:: Data ::

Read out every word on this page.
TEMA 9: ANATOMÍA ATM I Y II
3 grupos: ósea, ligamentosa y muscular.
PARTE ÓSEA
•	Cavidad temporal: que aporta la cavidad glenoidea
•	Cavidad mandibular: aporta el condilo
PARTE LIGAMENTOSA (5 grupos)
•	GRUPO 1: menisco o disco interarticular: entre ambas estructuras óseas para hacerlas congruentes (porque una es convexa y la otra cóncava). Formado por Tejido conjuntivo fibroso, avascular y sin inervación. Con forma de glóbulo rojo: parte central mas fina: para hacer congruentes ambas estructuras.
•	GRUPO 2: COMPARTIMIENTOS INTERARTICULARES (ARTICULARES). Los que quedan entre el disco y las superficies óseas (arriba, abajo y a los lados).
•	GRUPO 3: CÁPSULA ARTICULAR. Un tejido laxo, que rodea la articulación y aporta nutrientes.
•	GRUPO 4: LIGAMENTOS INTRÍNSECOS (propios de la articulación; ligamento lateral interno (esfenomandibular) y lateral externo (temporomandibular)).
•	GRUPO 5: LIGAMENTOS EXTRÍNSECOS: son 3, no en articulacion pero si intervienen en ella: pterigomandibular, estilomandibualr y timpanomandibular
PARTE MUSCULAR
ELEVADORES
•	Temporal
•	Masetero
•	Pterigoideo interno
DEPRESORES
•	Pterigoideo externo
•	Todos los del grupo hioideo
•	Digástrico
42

:::

Each line of the material above must be retyped precisely.

Answer to this exercise ::
Read out every word on this page.
TEMA 9: ANATOMÍA ATM I Y II
3 grupos: ósea, ligamentosa y muscular.
PARTE ÓSEA
•	Cavidad temporal: que aporta la cavidad glenoidea
•	Cavidad mandibular: aporta el condilo
PARTE LIGAMENTOSA (5 grupos)
•	GRUPO 1: menisco o disco interarticular: entre ambas estructuras óseas para hacerlas congruentes (porque una es convexa y la otra cóncava). Formado por Tejido conjuntivo fibroso, avascular y sin inervación. Con forma de glóbulo rojo: parte central mas fina: para hacer congruentes ambas estructuras.
•	GRUPO 2: COMPARTIMIENTOS INTERARTICULARES (ARTICULARES). Los que quedan entre el disco y las superficies óseas (arriba, abajo y a los lados).
•	GRUPO 3: CÁPSULA ARTICULAR. Un tejido laxo, que rodea la articulación y aporta nutrientes.
•	GRUPO 4: LIGAMENTOS INTRÍNSECOS (propios de la articulación; ligamento lateral interno (esfenomandibular) y lateral externo (temporomandibular)).
•	GRUPO 5: LIGAMENTOS EXTRÍNSECOS: son 3, no en articulacion pero si intervienen en ella: pterigomandibular, estilomandibualr y timpanomandibular
PARTE MUSCULAR
ELEVADORES
•	Temporal
•	Masetero
•	Pterigoideo interno
DEPRESORES
•	Pterigoideo externo
•	Todos los del grupo hioideo
•	Digástrico
42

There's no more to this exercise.